> Aim: The listing below must be repeated word for word, with its images excluded.

--- START Records shown ---

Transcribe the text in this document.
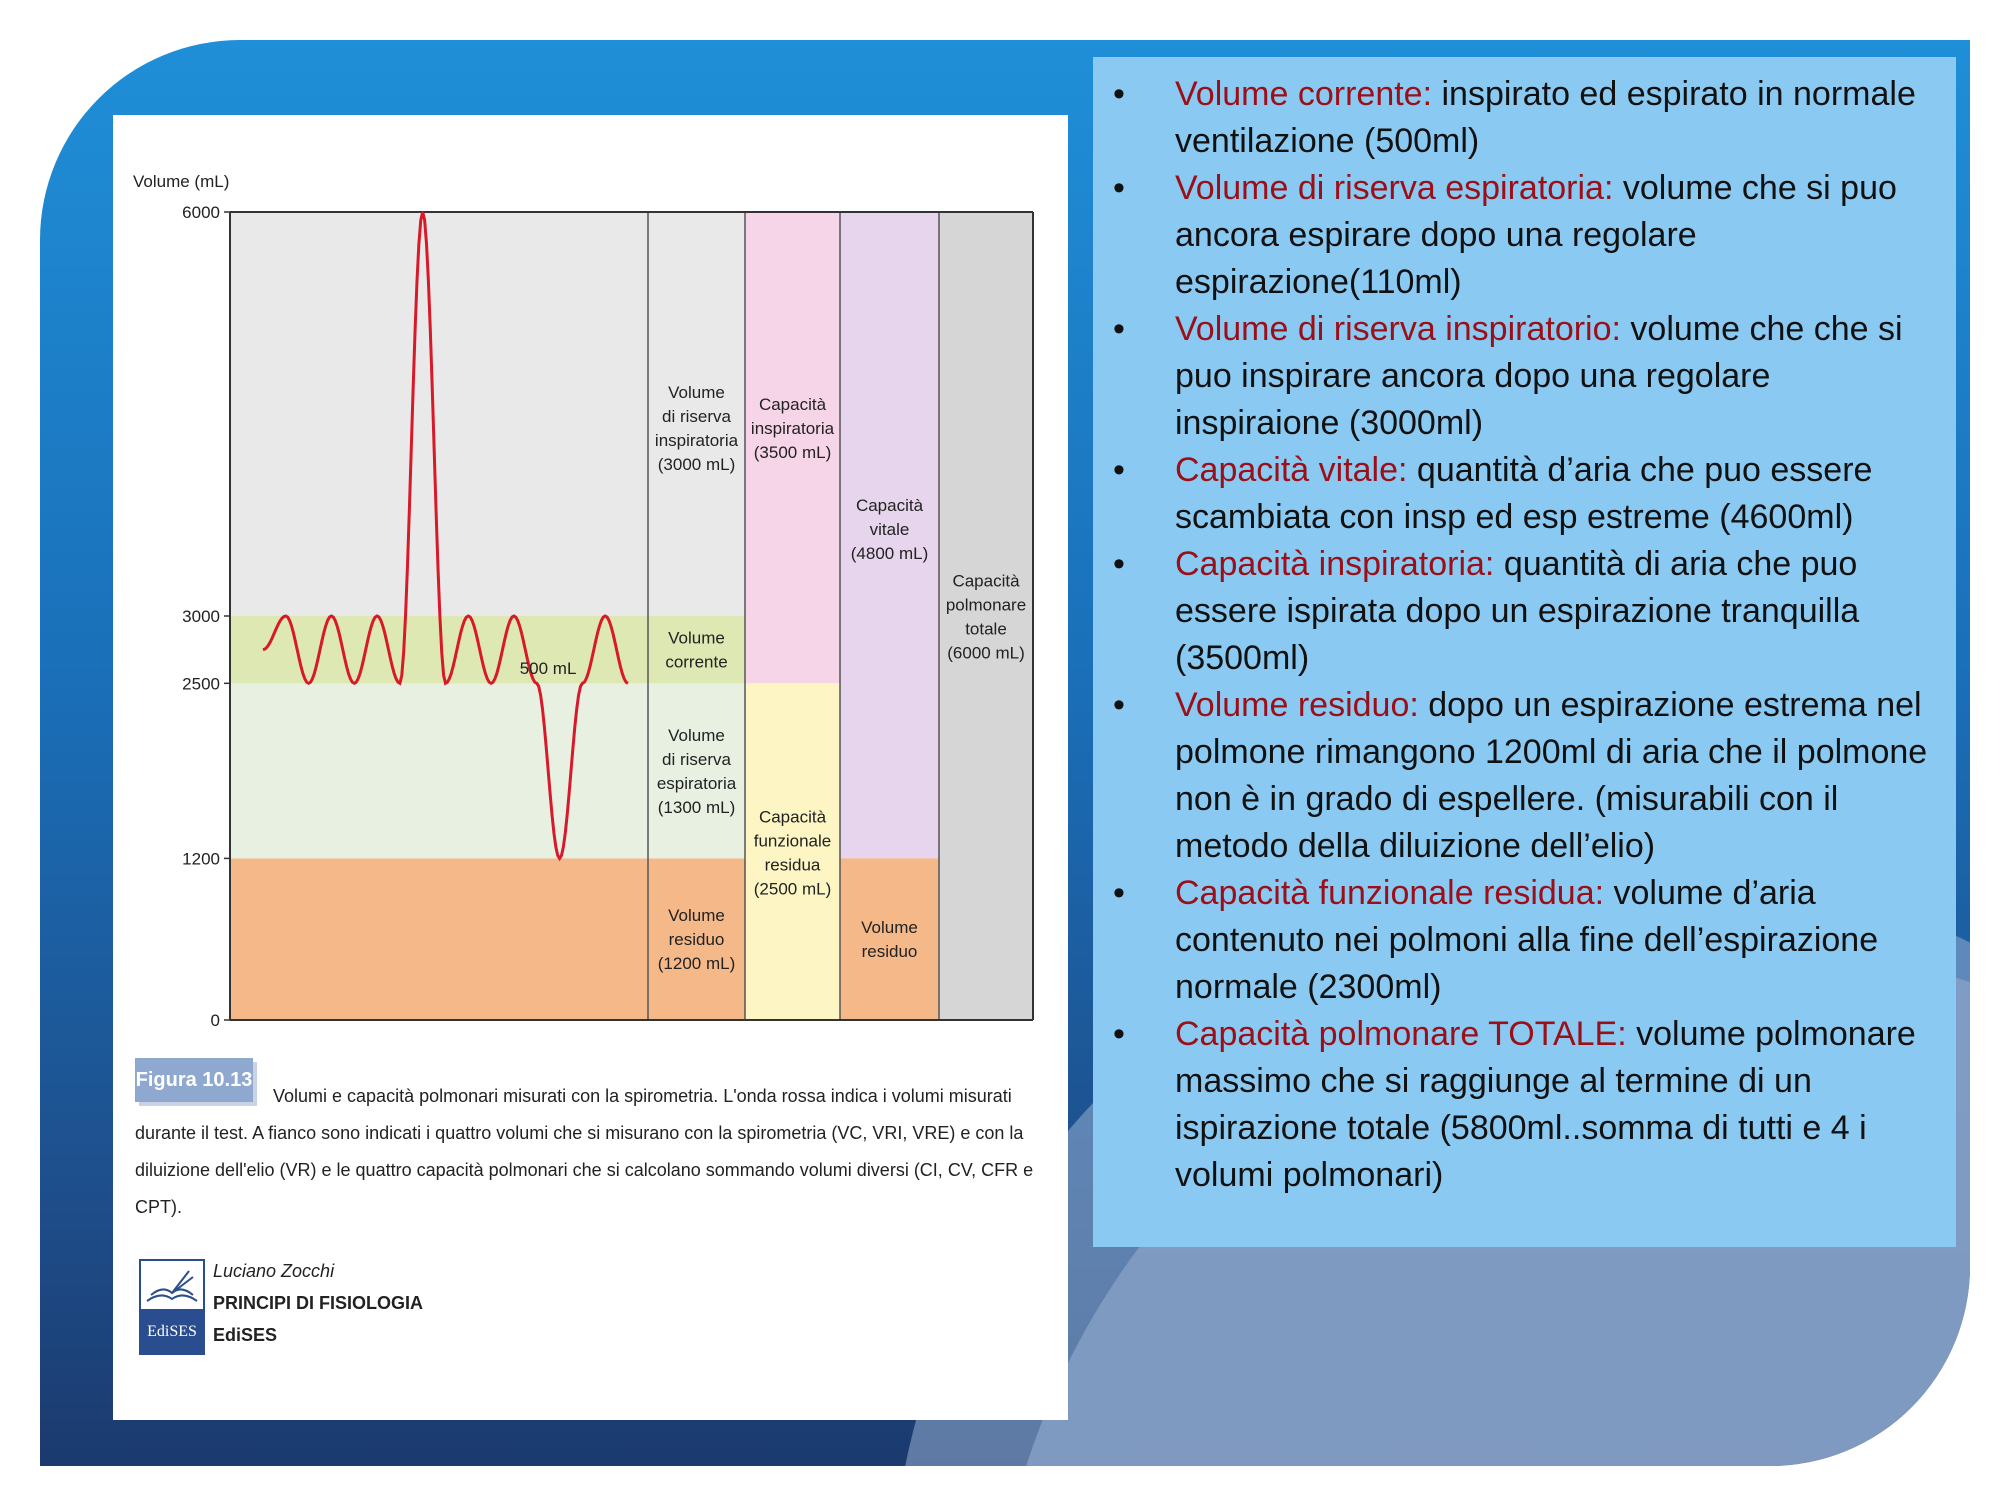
Volume
di riserva
inspiratoria
(3000 mL)
Volume
corrente
Volume
di riserva
espiratoria
(1300 mL)
Volume
residuo
(1200 mL)
Capacità
inspiratoria
(3500 mL)
Capacità
funzionale
residua
(2500 mL)
Capacità
vitale
(4800 mL)
Volume
residuo
Capacità
polmonare
totale
(6000 mL)
Volume (mL)
6000
3000
2500
1200
0
500 mL
Volumi e capacità polmonari misurati con la spirometria. L'onda rossa indica i volumi misurati durante il test. A fianco sono indicati i quattro volumi che si misurano con la spirometria (VC, VRI, VRE) e con la diluizione dell'elio (VR) e le quattro capacità polmonari che si calcolano sommando volumi diversi (CI, CV, CFR e CPT).
Figura 10.13
EdiSES
Luciano Zocchi
PRINCIPI DI FISIOLOGIA
EdiSES
• Volume corrente: inspirato ed espirato in normale ventilazione (500ml)
• Volume di riserva espiratoria: volume che si puo ancora espirare dopo una regolare espirazione(110ml)
• Volume di riserva inspiratorio: volume che che si puo inspirare ancora dopo una regolare inspiraione (3000ml)
• Capacità vitale: quantità d’aria che puo essere scambiata con insp ed esp estreme (4600ml)
• Capacità inspiratoria: quantità di aria che puo essere ispirata dopo un espirazione tranquilla (3500ml)
• Volume residuo: dopo un espirazione estrema nel polmone rimangono 1200ml di aria che il polmone non è in grado di espellere. (misurabili con il metodo della diluizione dell’elio)
• Capacità funzionale residua: volume d’aria contenuto nei polmoni alla fine dell’espirazione normale (2300ml)
• Capacità polmonare TOTALE: volume polmonare massimo che si raggiunge al termine di un ispirazione totale (5800ml..somma di tutti e 4 i volumi polmonari)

--- END Records shown ---

> Written answer:
Transcribe the text in this document.
Volume
di riserva
inspiratoria
(3000 mL)
Volume
corrente
Volume
di riserva
espiratoria
(1300 mL)
Volume
residuo
(1200 mL)
Capacità
inspiratoria
(3500 mL)
Capacità
funzionale
residua
(2500 mL)
Capacità
vitale
(4800 mL)
Volume
residuo
Capacità
polmonare
totale
(6000 mL)
Volume (mL)
6000
3000
2500
1200
0
500 mL
Volumi e capacità polmonari misurati con la spirometria. L'onda rossa indica i volumi misurati durante il test. A fianco sono indicati i quattro volumi che si misurano con la spirometria (VC, VRI, VRE) e con la diluizione dell'elio (VR) e le quattro capacità polmonari che si calcolano sommando volumi diversi (CI, CV, CFR e CPT).
Figura 10.13
EdiSES
Luciano Zocchi
PRINCIPI DI FISIOLOGIA
EdiSES
• Volume corrente: inspirato ed espirato in normale ventilazione (500ml)
• Volume di riserva espiratoria: volume che si puo ancora espirare dopo una regolare espirazione(110ml)
• Volume di riserva inspiratorio: volume che che si puo inspirare ancora dopo una regolare inspiraione (3000ml)
• Capacità vitale: quantità d’aria che puo essere scambiata con insp ed esp estreme (4600ml)
• Capacità inspiratoria: quantità di aria che puo essere ispirata dopo un espirazione tranquilla (3500ml)
• Volume residuo: dopo un espirazione estrema nel polmone rimangono 1200ml di aria che il polmone non è in grado di espellere. (misurabili con il metodo della diluizione dell’elio)
• Capacità funzionale residua: volume d’aria contenuto nei polmoni alla fine dell’espirazione normale (2300ml)
• Capacità polmonare TOTALE: volume polmonare massimo che si raggiunge al termine di un ispirazione totale (5800ml..somma di tutti e 4 i volumi polmonari)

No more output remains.